The task: Without the pictures, set down the records below word for word.

Records supplied:
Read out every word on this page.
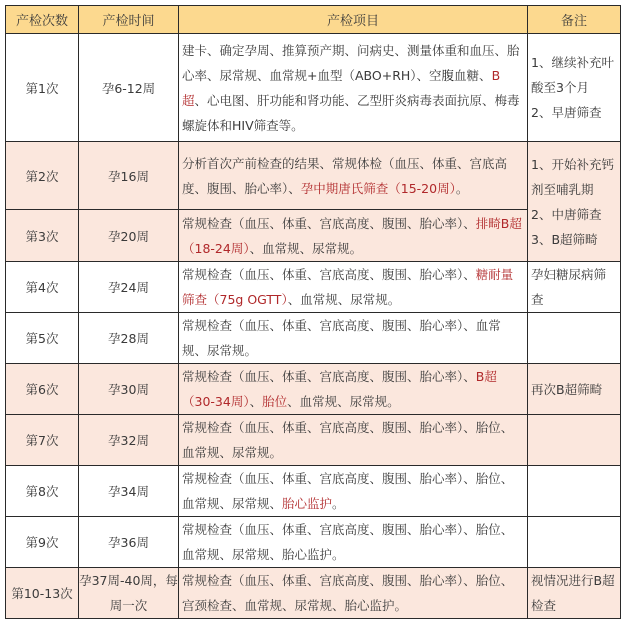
产检次数	产检时间	产检项目	备注
第1次	孕6-12周	建卡、确定孕周、推算预产期、问病史、测量体重和血压、胎心率、尿常规、血常规+血型（ABO+RH）、空腹血糖、B超、心电图、肝功能和肾功能、乙型肝炎病毒表面抗原、梅毒螺旋体和HIV筛查等。	1、继续补充叶酸至3个月
2、早唐筛查
第2次	孕16周	分析首次产前检查的结果、常规体检（血压、体重、宫底高度、腹围、胎心率）、孕中期唐氏筛查（15-20周）。	1、开始补充钙剂至哺乳期
2、中唐筛查
3、B超筛畸
第3次	孕20周	常规检查（血压、体重、宫底高度、腹围、胎心率）、排畸B超（18-24周）、血常规、尿常规。	
第4次	孕24周	常规检查（血压、体重、宫底高度、腹围、胎心率）、糖耐量筛查（75g OGTT）、血常规、尿常规。	孕妇糖尿病筛查
第5次	孕28周	常规检查（血压、体重、宫底高度、腹围、胎心率）、血常规、尿常规。	
第6次	孕30周	常规检查（血压、体重、宫底高度、腹围、胎心率）、B超（30-34周）、胎位、血常规、尿常规。	再次B超筛畸
第7次	孕32周	常规检查（血压、体重、宫底高度、腹围、胎心率）、胎位、血常规、尿常规。	
第8次	孕34周	常规检查（血压、体重、宫底高度、腹围、胎心率）、胎位、血常规、尿常规、胎心监护。	
第9次	孕36周	常规检查（血压、体重、宫底高度、腹围、胎心率）、胎位、血常规、尿常规、胎心监护。	
第10-13次	孕37周-40周，每周一次	常规检查（血压、体重、宫底高度、腹围、胎心率）、胎位、宫颈检查、血常规、尿常规、胎心监护。	视情况进行B超检查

Exercise result:
Read out every word on this page.
产检次数	产检时间	产检项目	备注
第1次	孕6-12周	建卡、确定孕周、推算预产期、问病史、测量体重和血压、胎心率、尿常规、血常规+血型（ABO+RH）、空腹血糖、B超、心电图、肝功能和肾功能、乙型肝炎病毒表面抗原、梅毒螺旋体和HIV筛查等。	1、继续补充叶酸至3个月
2、早唐筛查
第2次	孕16周	分析首次产前检查的结果、常规体检（血压、体重、宫底高度、腹围、胎心率）、孕中期唐氏筛查（15-20周）。	1、开始补充钙剂至哺乳期
2、中唐筛查
3、B超筛畸
第3次	孕20周	常规检查（血压、体重、宫底高度、腹围、胎心率）、排畸B超（18-24周）、血常规、尿常规。	
第4次	孕24周	常规检查（血压、体重、宫底高度、腹围、胎心率）、糖耐量筛查（75g OGTT）、血常规、尿常规。	孕妇糖尿病筛查
第5次	孕28周	常规检查（血压、体重、宫底高度、腹围、胎心率）、血常规、尿常规。	
第6次	孕30周	常规检查（血压、体重、宫底高度、腹围、胎心率）、B超（30-34周）、胎位、血常规、尿常规。	再次B超筛畸
第7次	孕32周	常规检查（血压、体重、宫底高度、腹围、胎心率）、胎位、血常规、尿常规。	
第8次	孕34周	常规检查（血压、体重、宫底高度、腹围、胎心率）、胎位、血常规、尿常规、胎心监护。	
第9次	孕36周	常规检查（血压、体重、宫底高度、腹围、胎心率）、胎位、血常规、尿常规、胎心监护。	
第10-13次	孕37周-40周，每周一次	常规检查（血压、体重、宫底高度、腹围、胎心率）、胎位、宫颈检查、血常规、尿常规、胎心监护。	视情况进行B超检查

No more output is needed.